Directive
Render the rows between the line holding "restore-button[interactable]: ❐ bbox=[1830, 13, 1847, 34]" and the line holding "chord-ribbon[interactable] bbox=[529, 423, 881, 843]", inclusive, as a JSON list of strings with one string per line, leaving out any blank lines.
=-=-=
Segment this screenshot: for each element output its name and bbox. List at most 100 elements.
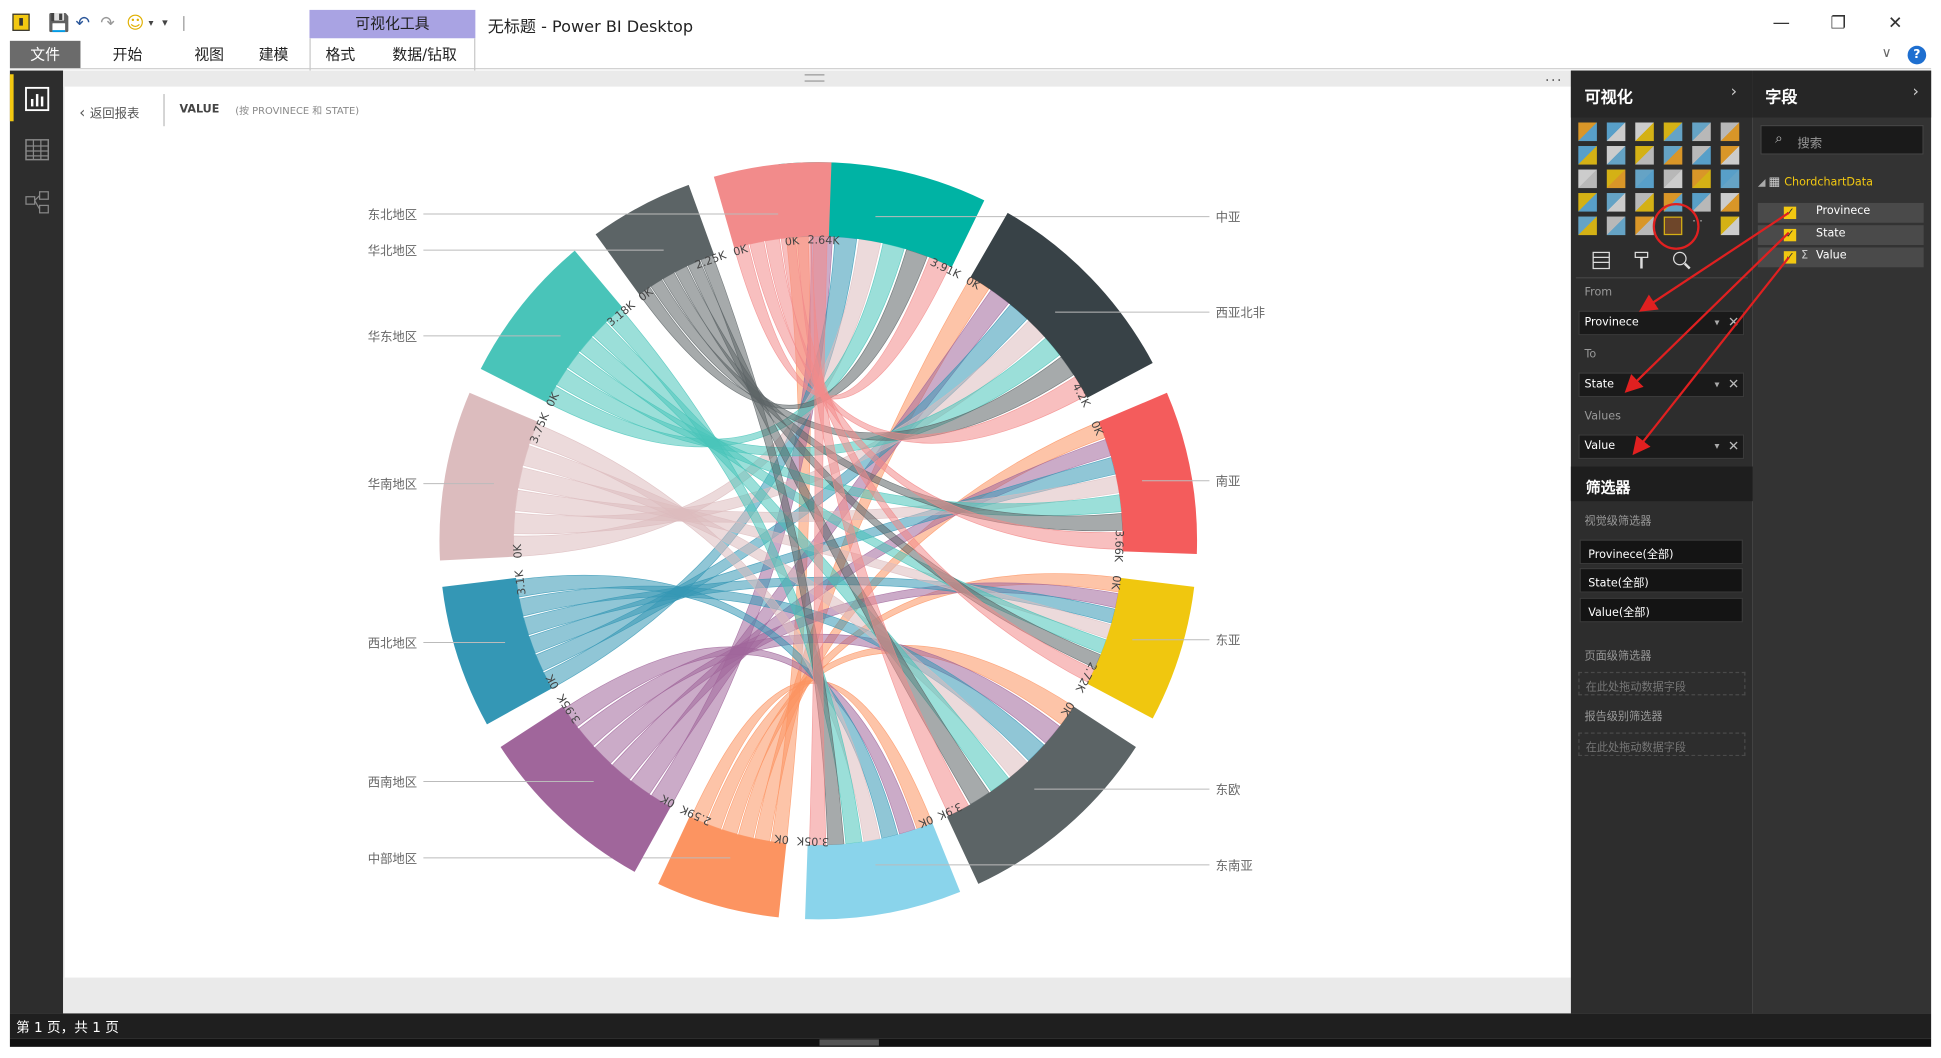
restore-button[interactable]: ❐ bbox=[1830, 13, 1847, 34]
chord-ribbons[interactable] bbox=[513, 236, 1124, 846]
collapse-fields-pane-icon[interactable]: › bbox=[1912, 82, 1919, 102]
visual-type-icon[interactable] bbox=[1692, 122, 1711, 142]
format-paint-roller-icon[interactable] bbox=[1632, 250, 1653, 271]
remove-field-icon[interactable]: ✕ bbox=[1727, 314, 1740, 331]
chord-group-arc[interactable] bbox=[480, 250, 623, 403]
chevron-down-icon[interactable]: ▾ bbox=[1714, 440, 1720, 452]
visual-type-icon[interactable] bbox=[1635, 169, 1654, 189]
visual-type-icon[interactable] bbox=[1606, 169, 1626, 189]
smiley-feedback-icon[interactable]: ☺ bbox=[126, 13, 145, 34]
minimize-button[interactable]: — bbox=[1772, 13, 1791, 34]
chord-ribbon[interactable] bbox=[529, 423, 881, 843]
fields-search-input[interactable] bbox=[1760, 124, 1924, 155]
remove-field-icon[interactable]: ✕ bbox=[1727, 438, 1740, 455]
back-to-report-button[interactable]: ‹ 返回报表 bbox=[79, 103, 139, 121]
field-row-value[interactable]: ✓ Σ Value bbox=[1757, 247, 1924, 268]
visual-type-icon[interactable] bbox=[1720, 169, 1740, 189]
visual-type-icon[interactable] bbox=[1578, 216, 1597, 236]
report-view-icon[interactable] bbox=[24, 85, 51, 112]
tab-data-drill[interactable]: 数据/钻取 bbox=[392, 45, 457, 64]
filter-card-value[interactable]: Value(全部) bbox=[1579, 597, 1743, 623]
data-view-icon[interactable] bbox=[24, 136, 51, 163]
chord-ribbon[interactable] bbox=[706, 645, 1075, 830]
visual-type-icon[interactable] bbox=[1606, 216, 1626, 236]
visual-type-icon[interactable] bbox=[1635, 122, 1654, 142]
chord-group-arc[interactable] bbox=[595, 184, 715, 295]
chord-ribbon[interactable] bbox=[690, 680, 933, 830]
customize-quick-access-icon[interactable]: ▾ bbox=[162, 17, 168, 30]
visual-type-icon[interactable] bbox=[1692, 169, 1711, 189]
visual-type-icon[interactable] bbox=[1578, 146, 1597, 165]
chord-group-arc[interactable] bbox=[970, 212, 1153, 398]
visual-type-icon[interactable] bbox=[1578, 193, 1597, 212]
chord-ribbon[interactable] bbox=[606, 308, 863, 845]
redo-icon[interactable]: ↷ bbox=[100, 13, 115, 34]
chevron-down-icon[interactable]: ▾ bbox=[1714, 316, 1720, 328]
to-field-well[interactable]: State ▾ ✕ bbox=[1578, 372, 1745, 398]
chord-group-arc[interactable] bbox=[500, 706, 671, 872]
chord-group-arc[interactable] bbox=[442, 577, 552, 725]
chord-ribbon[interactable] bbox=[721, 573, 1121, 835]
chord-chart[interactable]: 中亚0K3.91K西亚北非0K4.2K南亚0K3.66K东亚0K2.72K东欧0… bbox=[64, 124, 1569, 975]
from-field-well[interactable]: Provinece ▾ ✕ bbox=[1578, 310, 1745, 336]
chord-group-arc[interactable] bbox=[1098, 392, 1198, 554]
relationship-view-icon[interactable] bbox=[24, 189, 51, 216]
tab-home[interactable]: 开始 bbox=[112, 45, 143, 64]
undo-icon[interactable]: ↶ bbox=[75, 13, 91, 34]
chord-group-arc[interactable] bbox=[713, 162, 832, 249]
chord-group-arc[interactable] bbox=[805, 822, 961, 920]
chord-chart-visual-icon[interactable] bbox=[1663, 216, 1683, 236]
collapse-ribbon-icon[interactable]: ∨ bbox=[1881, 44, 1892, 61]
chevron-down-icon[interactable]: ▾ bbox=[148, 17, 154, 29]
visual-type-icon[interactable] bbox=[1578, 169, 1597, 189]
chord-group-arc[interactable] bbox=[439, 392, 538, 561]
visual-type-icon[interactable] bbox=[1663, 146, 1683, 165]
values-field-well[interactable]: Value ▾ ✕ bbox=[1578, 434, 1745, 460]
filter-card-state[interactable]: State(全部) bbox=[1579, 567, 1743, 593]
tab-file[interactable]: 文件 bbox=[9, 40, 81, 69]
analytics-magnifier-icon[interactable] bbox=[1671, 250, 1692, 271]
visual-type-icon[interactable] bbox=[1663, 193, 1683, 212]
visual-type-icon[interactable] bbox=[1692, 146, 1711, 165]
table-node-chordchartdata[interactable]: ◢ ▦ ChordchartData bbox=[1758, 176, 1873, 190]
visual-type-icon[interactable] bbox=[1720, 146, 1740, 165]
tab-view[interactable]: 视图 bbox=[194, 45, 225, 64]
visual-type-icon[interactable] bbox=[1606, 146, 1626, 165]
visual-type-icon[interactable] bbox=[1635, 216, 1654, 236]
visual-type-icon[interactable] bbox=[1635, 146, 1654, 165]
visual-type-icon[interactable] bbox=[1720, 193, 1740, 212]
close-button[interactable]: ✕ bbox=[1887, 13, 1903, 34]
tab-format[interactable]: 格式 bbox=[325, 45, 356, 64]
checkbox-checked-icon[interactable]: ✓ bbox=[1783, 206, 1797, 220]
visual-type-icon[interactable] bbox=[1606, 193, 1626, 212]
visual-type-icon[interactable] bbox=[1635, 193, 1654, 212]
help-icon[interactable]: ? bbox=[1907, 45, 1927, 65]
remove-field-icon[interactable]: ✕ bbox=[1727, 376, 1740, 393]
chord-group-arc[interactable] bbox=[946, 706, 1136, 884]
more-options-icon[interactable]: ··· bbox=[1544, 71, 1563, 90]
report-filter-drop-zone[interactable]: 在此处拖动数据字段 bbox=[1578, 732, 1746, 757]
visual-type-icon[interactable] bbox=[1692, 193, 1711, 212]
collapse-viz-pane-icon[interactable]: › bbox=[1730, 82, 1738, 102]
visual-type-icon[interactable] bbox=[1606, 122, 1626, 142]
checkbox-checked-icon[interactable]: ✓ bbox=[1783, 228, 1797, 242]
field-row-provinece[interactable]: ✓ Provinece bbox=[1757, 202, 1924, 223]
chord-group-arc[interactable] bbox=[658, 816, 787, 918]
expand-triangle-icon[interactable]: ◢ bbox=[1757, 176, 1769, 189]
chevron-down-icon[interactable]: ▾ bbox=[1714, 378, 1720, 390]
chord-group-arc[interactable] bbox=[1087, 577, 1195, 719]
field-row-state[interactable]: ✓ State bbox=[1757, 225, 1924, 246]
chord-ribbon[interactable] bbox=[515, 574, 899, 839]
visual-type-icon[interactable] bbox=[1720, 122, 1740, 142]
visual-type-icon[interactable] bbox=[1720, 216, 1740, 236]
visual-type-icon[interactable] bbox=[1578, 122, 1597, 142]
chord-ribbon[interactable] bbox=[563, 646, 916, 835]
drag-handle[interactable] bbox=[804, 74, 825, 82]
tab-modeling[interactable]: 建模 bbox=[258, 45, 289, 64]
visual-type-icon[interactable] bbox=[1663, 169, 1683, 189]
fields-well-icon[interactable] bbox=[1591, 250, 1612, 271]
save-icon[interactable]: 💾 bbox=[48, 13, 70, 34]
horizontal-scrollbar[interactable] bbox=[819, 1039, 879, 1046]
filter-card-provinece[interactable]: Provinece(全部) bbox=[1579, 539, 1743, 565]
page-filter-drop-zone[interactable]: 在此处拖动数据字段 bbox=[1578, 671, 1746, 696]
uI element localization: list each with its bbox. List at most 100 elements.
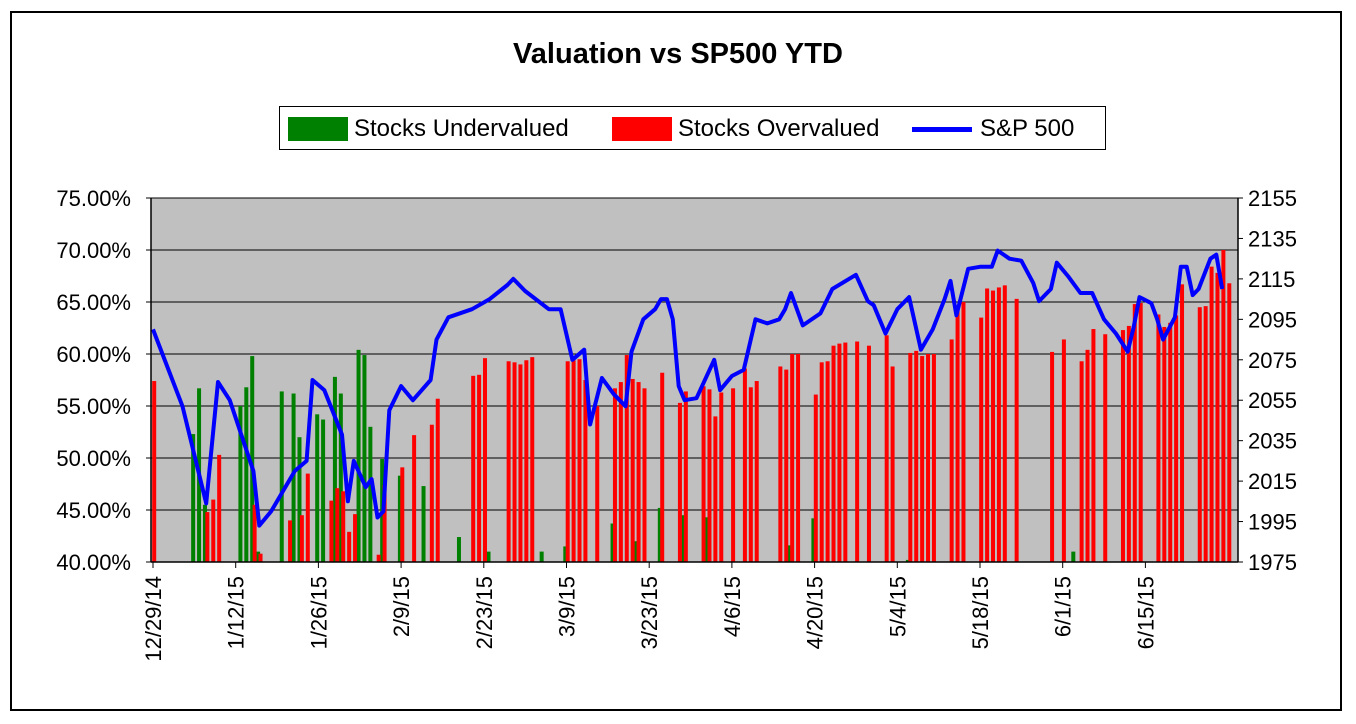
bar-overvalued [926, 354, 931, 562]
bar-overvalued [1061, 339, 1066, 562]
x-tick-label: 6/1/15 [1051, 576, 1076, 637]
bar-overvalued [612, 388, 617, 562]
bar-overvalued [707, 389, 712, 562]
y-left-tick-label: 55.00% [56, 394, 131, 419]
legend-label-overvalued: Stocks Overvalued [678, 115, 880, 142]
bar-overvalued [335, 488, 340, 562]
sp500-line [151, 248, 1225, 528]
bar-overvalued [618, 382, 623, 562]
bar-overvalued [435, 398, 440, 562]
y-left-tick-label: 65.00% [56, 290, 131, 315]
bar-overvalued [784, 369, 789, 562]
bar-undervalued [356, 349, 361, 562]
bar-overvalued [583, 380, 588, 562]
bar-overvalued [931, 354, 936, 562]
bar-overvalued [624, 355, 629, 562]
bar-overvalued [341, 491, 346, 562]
=-=-=
Reply to the exercise
[
  "restore-button[interactable]: ❐ bbox=[1830, 13, 1847, 34]",
  "chord-ribbons[interactable] bbox=[513, 236, 1124, 846]",
  "collapse-fields-pane-icon[interactable]: › bbox=[1912, 82, 1919, 102]",
  "visual-type-icon[interactable] bbox=[1692, 122, 1711, 142]",
  "format-paint-roller-icon[interactable] bbox=[1632, 250, 1653, 271]",
  "remove-field-icon[interactable]: ✕ bbox=[1727, 314, 1740, 331]",
  "chord-group-arc[interactable] bbox=[480, 250, 623, 403]",
  "chevron-down-icon[interactable]: ▾ bbox=[1714, 440, 1720, 452]",
  "visual-type-icon[interactable] bbox=[1635, 169, 1654, 189]",
  "visual-type-icon[interactable] bbox=[1606, 169, 1626, 189]",
  "smiley-feedback-icon[interactable]: ☺ bbox=[126, 13, 145, 34]",
  "minimize-button[interactable]: — bbox=[1772, 13, 1791, 34]",
  "chord-ribbon[interactable] bbox=[529, 423, 881, 843]"
]